──────── Information provided ────────
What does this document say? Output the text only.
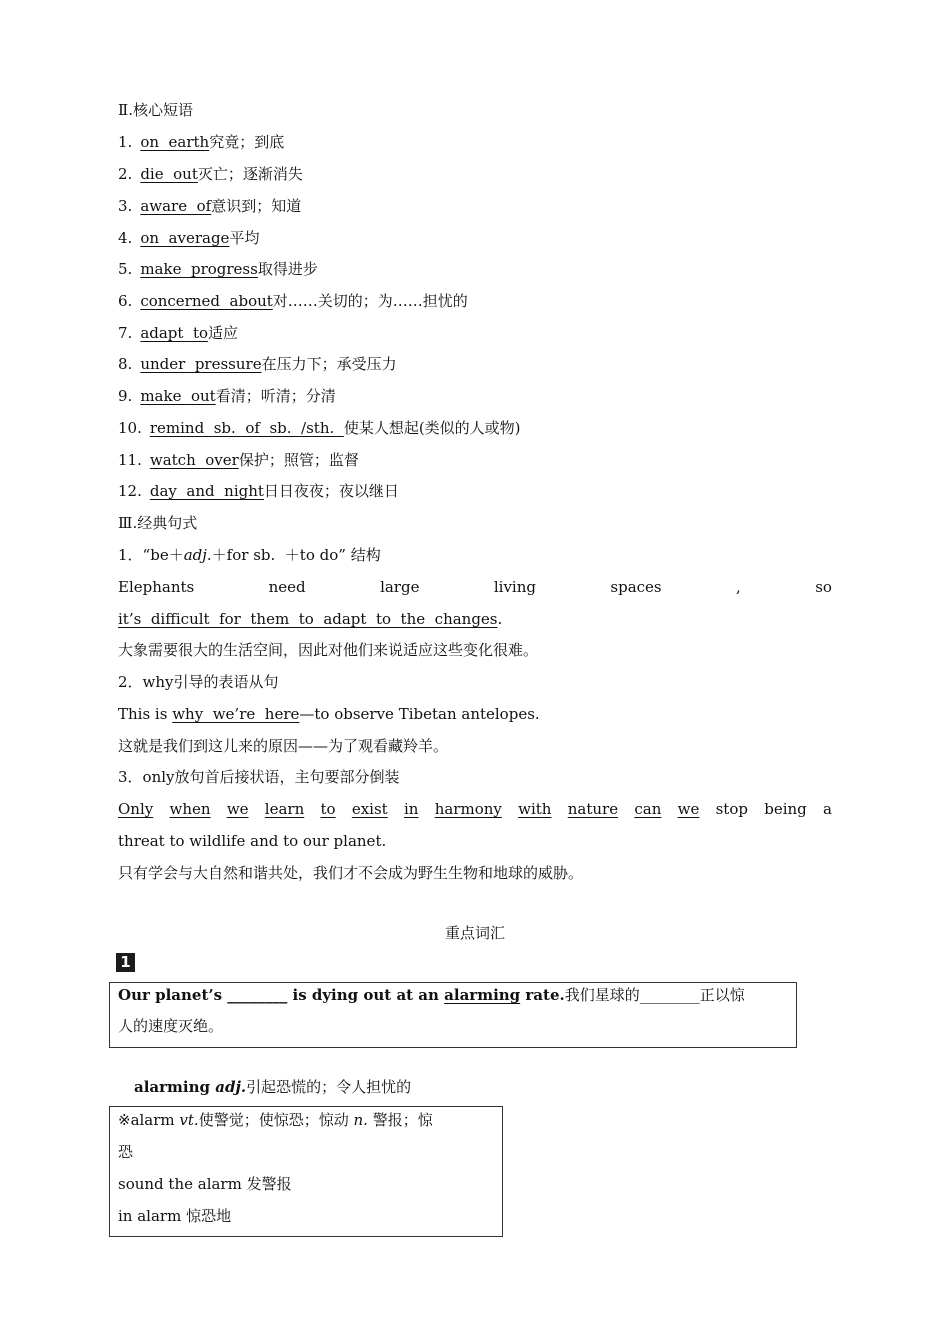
Ⅱ.核心短语
1. on  earth究竟；到底
2. die  out灭亡；逐渐消失
3. aware  of意识到；知道
4. on  average平均
5. make  progress取得进步
6. concerned  about对……关切的；为……担忧的
7. adapt  to适应
8. under  pressure在压力下；承受压力
9. make  out看清；听清；分清
10. remind  sb.  of  sb.  /sth.  使某人想起(类似的人或物)
11. watch  over保护；照管；监督
12. day  and  night日日夜夜；夜以继日
Ⅲ.经典句式
1．“be＋adj.＋for sb.  ＋to do” 结构
Elephants	need	large	living	spaces	,	so
it’s  difficult  for  them  to  adapt  to  the  changes.
大象需要很大的生活空间，因此对他们来说适应这些变化很难。
2．why引导的表语从句
This is why  we’re  here—to observe Tibetan antelopes.
这就是我们到这儿来的原因——为了观看藏羚羊。
3．only放句首后接状语，主句要部分倒装
Only when we learn to exist in harmony with nature can we stop being a
threat to wildlife and to our planet.
只有学会与大自然和谐共处，我们才不会成为野生生物和地球的威胁。
重点词汇
1
Our planet’s ________ is dying out at an alarming rate.我们星球的________正以惊
人的速度灭绝。
alarming adj.引起恐慌的；令人担忧的
※alarm vt.使警觉；使惊恐；惊动 n. 警报；惊
恐
sound the alarm 发警报
in alarm 惊恐地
────────
* [To be done] Please write out all of the material above without changing a word, and omit any pictures.

* [Response]
What does this document say? Output the text only.
Ⅱ.核心短语
1. on  earth究竟；到底
2. die  out灭亡；逐渐消失
3. aware  of意识到；知道
4. on  average平均
5. make  progress取得进步
6. concerned  about对……关切的；为……担忧的
7. adapt  to适应
8. under  pressure在压力下；承受压力
9. make  out看清；听清；分清
10. remind  sb.  of  sb.  /sth.  使某人想起(类似的人或物)
11. watch  over保护；照管；监督
12. day  and  night日日夜夜；夜以继日
Ⅲ.经典句式
1．“be＋adj.＋for sb.  ＋to do” 结构
Elephants	need	large	living	spaces	,	so
it’s  difficult  for  them  to  adapt  to  the  changes.
大象需要很大的生活空间，因此对他们来说适应这些变化很难。
2．why引导的表语从句
This is why  we’re  here—to observe Tibetan antelopes.
这就是我们到这儿来的原因——为了观看藏羚羊。
3．only放句首后接状语，主句要部分倒装
Only when we learn to exist in harmony with nature can we stop being a
threat to wildlife and to our planet.
只有学会与大自然和谐共处，我们才不会成为野生生物和地球的威胁。
重点词汇
1
Our planet’s ________ is dying out at an alarming rate.我们星球的________正以惊
人的速度灭绝。
alarming adj.引起恐慌的；令人担忧的
※alarm vt.使警觉；使惊恐；惊动 n. 警报；惊
恐
sound the alarm 发警报
in alarm 惊恐地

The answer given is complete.